Which lines contain the word "usando"? Return each of them as written.

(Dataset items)
== == ==
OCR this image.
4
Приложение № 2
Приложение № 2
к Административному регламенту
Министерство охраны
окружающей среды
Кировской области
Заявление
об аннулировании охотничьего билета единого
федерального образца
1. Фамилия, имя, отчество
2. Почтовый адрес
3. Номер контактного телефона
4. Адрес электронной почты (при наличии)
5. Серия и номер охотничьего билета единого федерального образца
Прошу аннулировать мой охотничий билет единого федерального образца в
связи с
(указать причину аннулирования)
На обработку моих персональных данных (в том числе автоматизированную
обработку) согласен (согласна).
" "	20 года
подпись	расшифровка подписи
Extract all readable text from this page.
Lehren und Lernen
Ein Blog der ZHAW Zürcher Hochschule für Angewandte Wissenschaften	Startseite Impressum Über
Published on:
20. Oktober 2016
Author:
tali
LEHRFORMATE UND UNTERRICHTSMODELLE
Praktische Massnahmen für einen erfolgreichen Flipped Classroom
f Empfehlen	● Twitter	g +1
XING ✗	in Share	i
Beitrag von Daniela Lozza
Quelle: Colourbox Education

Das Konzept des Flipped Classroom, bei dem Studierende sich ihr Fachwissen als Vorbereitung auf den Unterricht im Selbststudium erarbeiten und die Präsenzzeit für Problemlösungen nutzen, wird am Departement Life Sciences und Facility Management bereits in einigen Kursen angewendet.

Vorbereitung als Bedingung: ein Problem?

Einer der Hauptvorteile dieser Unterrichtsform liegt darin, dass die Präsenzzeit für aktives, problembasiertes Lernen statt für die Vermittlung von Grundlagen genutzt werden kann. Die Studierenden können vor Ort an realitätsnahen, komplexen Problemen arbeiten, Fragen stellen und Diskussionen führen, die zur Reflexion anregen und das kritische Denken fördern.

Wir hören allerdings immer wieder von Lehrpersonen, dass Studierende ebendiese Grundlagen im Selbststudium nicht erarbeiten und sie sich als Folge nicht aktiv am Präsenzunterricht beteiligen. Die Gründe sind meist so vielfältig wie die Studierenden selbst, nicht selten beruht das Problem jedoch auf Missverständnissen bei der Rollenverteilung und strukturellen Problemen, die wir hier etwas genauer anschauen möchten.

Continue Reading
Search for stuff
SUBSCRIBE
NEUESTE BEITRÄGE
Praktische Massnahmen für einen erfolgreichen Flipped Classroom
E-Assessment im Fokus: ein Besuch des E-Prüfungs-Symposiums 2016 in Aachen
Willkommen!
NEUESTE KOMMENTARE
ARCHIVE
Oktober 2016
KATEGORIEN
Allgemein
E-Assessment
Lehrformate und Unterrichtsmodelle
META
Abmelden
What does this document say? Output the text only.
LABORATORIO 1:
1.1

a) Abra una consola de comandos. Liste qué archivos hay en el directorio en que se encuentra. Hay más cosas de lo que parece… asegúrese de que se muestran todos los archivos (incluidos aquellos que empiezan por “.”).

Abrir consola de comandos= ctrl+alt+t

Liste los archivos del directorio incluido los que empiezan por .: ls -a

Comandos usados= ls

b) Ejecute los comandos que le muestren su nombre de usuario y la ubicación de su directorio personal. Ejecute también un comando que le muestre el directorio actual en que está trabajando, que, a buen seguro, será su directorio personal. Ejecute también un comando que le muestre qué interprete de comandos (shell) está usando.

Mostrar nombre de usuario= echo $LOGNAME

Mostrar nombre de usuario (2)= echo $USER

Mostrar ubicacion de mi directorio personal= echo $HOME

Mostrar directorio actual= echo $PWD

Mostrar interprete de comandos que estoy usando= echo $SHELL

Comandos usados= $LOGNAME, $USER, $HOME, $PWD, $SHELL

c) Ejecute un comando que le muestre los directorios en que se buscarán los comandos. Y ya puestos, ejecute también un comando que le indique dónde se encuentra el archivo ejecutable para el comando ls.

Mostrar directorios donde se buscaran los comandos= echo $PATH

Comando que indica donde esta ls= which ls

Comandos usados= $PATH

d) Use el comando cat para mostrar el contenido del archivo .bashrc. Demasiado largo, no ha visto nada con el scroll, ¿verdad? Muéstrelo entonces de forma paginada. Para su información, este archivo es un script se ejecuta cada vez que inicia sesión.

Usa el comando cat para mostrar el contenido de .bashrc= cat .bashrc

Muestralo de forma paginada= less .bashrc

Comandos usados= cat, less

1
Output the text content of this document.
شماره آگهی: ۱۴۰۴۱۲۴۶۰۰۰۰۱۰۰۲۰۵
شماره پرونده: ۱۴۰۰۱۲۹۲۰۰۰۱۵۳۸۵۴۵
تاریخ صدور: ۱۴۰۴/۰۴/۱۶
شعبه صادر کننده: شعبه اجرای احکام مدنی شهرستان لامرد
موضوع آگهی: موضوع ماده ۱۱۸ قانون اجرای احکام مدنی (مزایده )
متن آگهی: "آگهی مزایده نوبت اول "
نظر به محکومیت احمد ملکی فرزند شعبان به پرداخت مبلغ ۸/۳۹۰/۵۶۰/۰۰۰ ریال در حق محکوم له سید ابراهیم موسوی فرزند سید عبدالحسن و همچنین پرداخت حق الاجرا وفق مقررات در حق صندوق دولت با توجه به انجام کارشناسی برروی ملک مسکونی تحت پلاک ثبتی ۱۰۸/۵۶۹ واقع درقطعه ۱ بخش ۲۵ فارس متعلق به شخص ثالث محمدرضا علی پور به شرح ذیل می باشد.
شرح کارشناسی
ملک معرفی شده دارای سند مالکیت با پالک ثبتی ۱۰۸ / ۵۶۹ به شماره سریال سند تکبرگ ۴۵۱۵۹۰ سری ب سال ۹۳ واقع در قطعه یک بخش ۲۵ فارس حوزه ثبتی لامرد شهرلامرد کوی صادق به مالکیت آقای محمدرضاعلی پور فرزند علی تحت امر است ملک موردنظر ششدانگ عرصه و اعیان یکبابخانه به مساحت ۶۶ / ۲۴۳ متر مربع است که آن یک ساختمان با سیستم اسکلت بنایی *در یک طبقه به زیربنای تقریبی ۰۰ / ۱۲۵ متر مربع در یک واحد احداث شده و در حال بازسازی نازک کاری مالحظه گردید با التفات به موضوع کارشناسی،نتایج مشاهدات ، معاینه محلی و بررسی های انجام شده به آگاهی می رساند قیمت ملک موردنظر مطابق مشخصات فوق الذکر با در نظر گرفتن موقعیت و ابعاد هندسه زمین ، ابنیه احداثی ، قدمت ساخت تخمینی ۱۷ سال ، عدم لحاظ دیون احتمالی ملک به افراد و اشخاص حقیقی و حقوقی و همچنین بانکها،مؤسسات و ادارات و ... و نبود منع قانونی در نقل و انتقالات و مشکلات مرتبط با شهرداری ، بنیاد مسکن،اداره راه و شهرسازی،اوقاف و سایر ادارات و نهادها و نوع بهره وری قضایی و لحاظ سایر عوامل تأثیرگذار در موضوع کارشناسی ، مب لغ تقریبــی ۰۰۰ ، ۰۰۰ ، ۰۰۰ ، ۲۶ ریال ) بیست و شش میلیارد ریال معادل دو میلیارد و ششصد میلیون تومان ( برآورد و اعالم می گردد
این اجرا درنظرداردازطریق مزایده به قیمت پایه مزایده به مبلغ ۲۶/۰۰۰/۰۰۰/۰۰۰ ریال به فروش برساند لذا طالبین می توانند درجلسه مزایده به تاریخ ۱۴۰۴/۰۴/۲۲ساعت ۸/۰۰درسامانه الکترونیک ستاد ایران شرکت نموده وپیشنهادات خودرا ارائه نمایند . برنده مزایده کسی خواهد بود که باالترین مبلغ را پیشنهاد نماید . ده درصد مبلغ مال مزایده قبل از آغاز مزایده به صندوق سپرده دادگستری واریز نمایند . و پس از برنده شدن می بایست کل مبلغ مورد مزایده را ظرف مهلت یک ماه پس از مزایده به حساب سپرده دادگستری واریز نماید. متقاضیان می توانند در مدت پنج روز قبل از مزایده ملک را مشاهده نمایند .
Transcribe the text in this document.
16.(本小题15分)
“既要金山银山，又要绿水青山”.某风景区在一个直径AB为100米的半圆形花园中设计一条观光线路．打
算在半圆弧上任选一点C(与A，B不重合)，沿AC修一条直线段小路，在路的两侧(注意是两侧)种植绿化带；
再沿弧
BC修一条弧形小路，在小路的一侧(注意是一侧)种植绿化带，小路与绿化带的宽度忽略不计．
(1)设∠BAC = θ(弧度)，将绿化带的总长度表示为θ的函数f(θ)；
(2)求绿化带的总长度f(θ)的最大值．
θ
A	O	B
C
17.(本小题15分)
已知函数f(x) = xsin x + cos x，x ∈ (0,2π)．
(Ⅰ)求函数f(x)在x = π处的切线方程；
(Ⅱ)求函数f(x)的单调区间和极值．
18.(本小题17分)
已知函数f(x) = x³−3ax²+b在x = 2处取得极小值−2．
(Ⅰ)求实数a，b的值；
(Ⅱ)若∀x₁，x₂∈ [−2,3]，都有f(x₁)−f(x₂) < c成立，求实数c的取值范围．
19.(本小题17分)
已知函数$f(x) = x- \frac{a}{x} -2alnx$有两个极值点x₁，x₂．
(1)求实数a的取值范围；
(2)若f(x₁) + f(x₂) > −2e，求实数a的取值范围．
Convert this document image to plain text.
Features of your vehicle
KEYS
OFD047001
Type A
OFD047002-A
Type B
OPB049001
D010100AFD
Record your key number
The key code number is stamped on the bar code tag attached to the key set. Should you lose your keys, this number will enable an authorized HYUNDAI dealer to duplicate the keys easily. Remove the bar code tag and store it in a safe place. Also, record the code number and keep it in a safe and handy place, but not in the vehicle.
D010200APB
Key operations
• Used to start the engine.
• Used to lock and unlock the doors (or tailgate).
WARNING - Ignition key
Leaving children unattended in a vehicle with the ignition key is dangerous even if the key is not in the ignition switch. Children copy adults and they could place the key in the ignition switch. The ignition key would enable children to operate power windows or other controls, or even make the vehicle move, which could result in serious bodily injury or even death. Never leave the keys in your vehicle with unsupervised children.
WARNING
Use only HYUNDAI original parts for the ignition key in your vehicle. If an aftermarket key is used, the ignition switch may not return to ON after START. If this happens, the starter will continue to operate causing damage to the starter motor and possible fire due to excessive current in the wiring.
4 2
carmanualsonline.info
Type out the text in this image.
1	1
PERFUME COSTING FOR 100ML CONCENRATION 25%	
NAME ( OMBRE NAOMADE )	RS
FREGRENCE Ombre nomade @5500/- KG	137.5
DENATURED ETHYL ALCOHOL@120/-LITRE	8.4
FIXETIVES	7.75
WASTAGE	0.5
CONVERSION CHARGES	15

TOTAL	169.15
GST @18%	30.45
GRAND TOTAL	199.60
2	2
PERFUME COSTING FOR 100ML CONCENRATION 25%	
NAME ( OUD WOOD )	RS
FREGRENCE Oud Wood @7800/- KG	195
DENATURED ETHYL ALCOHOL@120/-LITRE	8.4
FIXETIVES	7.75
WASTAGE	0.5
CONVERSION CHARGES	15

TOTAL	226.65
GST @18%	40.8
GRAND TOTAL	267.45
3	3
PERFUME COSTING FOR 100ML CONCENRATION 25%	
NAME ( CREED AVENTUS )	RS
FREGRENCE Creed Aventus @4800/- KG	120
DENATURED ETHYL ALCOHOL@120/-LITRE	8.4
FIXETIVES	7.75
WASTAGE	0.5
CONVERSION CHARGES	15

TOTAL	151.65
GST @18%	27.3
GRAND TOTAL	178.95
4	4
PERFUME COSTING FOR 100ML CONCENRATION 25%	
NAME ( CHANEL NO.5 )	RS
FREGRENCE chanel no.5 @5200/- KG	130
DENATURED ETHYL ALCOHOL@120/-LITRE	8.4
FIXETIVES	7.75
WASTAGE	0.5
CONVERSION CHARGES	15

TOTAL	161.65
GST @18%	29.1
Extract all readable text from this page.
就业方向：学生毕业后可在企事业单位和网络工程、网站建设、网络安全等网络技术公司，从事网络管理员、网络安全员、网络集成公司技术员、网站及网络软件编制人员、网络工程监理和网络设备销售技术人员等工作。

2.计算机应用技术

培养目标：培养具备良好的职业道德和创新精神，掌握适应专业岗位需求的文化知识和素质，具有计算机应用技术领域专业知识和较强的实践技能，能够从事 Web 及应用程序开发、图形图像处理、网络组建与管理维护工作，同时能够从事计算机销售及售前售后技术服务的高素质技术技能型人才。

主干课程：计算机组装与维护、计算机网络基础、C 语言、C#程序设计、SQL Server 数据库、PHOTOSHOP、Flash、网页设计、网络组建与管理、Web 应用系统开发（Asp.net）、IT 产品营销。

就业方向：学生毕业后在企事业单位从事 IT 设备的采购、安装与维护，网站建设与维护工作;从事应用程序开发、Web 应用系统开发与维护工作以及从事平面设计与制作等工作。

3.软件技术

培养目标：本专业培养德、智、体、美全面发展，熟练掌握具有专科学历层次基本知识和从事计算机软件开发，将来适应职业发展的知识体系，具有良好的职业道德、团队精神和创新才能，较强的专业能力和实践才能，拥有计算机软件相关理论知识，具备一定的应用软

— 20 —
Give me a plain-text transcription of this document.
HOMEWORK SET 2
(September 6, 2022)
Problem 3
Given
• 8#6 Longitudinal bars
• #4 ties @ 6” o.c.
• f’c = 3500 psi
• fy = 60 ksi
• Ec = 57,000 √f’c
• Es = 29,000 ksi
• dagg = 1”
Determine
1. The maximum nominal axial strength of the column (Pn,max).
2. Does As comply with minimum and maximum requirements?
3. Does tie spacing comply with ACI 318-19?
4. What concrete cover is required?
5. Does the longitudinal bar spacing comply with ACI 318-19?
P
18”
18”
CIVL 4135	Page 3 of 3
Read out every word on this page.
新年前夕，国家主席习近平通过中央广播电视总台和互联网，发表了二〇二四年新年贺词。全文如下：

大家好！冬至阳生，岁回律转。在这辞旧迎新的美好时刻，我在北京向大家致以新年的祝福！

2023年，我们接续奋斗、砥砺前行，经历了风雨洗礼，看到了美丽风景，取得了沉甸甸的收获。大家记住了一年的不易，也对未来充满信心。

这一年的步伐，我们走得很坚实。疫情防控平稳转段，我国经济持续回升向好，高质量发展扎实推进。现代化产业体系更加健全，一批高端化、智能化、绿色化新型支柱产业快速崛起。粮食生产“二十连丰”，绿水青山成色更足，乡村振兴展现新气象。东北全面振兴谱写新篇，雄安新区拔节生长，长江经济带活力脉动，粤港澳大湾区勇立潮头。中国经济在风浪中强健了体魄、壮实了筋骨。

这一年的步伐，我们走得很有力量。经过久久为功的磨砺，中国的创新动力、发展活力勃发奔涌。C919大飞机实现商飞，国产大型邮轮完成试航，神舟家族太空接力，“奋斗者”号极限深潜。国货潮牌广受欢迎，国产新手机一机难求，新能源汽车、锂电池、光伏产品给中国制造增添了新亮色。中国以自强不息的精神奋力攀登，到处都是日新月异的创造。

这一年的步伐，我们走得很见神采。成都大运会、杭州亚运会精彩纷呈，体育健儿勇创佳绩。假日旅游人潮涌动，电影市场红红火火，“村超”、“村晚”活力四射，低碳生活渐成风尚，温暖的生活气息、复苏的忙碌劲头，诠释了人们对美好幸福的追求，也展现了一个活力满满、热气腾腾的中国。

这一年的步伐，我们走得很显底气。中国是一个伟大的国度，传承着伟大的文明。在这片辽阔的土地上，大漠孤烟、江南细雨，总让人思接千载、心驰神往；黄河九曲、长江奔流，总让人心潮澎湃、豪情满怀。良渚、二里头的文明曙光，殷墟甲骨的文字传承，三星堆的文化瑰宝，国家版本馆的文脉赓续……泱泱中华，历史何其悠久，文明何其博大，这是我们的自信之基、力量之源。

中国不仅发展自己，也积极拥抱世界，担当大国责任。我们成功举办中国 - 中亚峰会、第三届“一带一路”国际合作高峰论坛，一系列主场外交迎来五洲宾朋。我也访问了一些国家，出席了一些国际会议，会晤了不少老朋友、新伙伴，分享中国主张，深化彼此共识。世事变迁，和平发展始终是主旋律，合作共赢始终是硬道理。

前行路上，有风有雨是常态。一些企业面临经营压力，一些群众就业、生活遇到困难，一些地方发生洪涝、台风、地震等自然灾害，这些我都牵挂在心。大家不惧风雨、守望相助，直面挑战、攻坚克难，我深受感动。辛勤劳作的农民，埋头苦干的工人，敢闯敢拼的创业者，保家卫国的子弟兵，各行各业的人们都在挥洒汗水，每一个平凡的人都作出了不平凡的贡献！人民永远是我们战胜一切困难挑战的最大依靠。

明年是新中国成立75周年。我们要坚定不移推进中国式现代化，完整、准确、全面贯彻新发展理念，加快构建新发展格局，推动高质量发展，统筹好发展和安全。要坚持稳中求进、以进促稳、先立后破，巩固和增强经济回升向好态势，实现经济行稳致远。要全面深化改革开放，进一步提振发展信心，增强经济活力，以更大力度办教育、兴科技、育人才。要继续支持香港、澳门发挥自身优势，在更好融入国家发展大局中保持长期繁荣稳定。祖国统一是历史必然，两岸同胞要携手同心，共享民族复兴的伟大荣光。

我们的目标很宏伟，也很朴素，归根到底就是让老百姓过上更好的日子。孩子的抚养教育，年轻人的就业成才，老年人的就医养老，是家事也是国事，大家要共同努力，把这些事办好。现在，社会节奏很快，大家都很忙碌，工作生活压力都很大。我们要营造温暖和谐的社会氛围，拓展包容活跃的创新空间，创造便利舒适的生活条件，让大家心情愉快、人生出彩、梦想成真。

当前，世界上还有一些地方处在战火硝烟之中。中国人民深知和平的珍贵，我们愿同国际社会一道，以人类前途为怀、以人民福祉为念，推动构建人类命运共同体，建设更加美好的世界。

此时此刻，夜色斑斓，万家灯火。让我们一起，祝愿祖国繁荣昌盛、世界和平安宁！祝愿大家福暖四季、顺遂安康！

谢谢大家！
== == ==
● Finished task:
b) Ejecute los comandos que le muestren su nombre de usuario y la ubicación de su directorio personal. Ejecute también un comando que le muestre el directorio actual en que está trabajando, que, a buen seguro, será su directorio personal. Ejecute también un comando que le muestre qué interprete de comandos (shell) está usando.
Mostrar interprete de comandos que estoy usando= echo $SHELL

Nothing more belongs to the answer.